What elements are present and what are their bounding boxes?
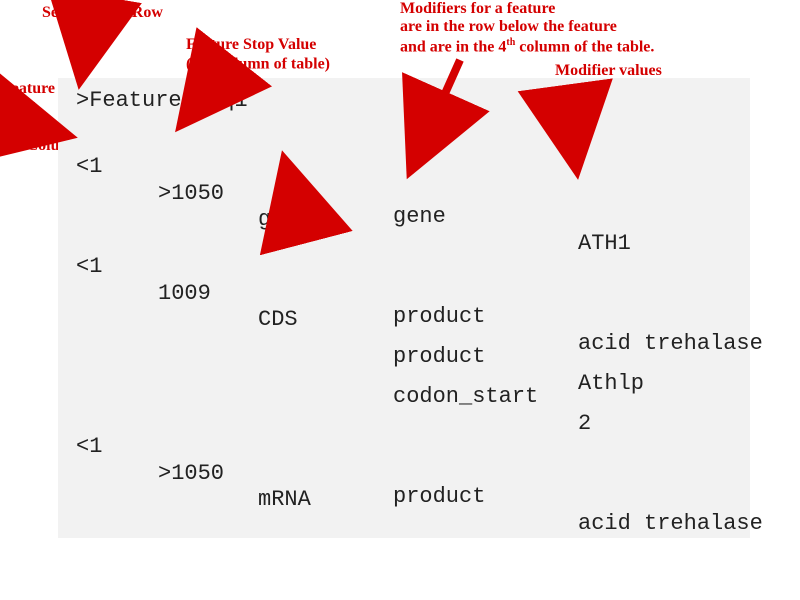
cell-start: <1 — [76, 154, 102, 180]
feature-table-box: >Feature Seq1 <1 >1050 gene gene ATH1 <1… — [58, 78, 750, 538]
cell-modval: acid trehalase — [578, 511, 763, 537]
cell-mod: gene — [393, 204, 446, 230]
cell-start: <1 — [76, 254, 102, 280]
table-row: <1 >1050 mRNA — [58, 408, 750, 434]
table-row: product acid trehalase — [58, 458, 750, 484]
arrow-seq-id — [80, 22, 90, 82]
table-row: gene ATH1 — [58, 178, 750, 204]
ann-feature-start: FeatureStartValue(1st Column of table) — [2, 80, 62, 155]
table-row: product acid trehalase — [58, 278, 750, 304]
cell-feat: mRNA — [258, 487, 311, 513]
row-header: >Feature Seq1 — [58, 88, 750, 114]
cell-start: <1 — [76, 434, 102, 460]
cell-mod: codon_start — [393, 384, 538, 410]
ann-seq-id-row: Sequence ID Row — [42, 4, 163, 22]
table-row: <1 1009 CDS — [58, 228, 750, 254]
table-row: product Athlp — [58, 318, 750, 344]
ann-modifiers: Modifiers for a featureare in the row be… — [400, 0, 654, 57]
ann-feature-stop: Feature Stop Value(2nd Column of table) — [186, 36, 330, 74]
cell-header: >Feature Seq1 — [76, 88, 248, 114]
table-row: <1 >1050 gene — [58, 128, 750, 154]
cell-mod: product — [393, 484, 485, 510]
table-row: codon_start 2 — [58, 358, 750, 384]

════

**TASK GOAL**
The expected output is the complete listing, word for word, without any picture.

**ANSWER TO THE EXERCISE**
What elements are present and what are their bounding boxes?
cell-start: <1 — [76, 154, 102, 180]
feature-table-box: >Feature Seq1 <1 >1050 gene gene ATH1 <1… — [58, 78, 750, 538]
cell-modval: acid trehalase — [578, 511, 763, 537]
cell-mod: gene — [393, 204, 446, 230]
cell-start: <1 — [76, 254, 102, 280]
table-row: <1 >1050 mRNA — [58, 408, 750, 434]
table-row: product acid trehalase — [58, 458, 750, 484]
arrow-seq-id — [80, 22, 90, 82]
table-row: gene ATH1 — [58, 178, 750, 204]
ann-feature-start: FeatureStartValue(1st Column of table) — [2, 80, 62, 155]
table-row: product acid trehalase — [58, 278, 750, 304]
cell-feat: mRNA — [258, 487, 311, 513]
row-header: >Feature Seq1 — [58, 88, 750, 114]
cell-start: <1 — [76, 434, 102, 460]
cell-mod: codon_start — [393, 384, 538, 410]
ann-seq-id-row: Sequence ID Row — [42, 4, 163, 22]
table-row: <1 1009 CDS — [58, 228, 750, 254]
table-row: product Athlp — [58, 318, 750, 344]
ann-modifiers: Modifiers for a featureare in the row be… — [400, 0, 654, 57]
ann-feature-stop: Feature Stop Value(2nd Column of table) — [186, 36, 330, 74]
cell-header: >Feature Seq1 — [76, 88, 248, 114]
table-row: <1 >1050 gene — [58, 128, 750, 154]
cell-mod: product — [393, 484, 485, 510]
table-row: codon_start 2 — [58, 358, 750, 384]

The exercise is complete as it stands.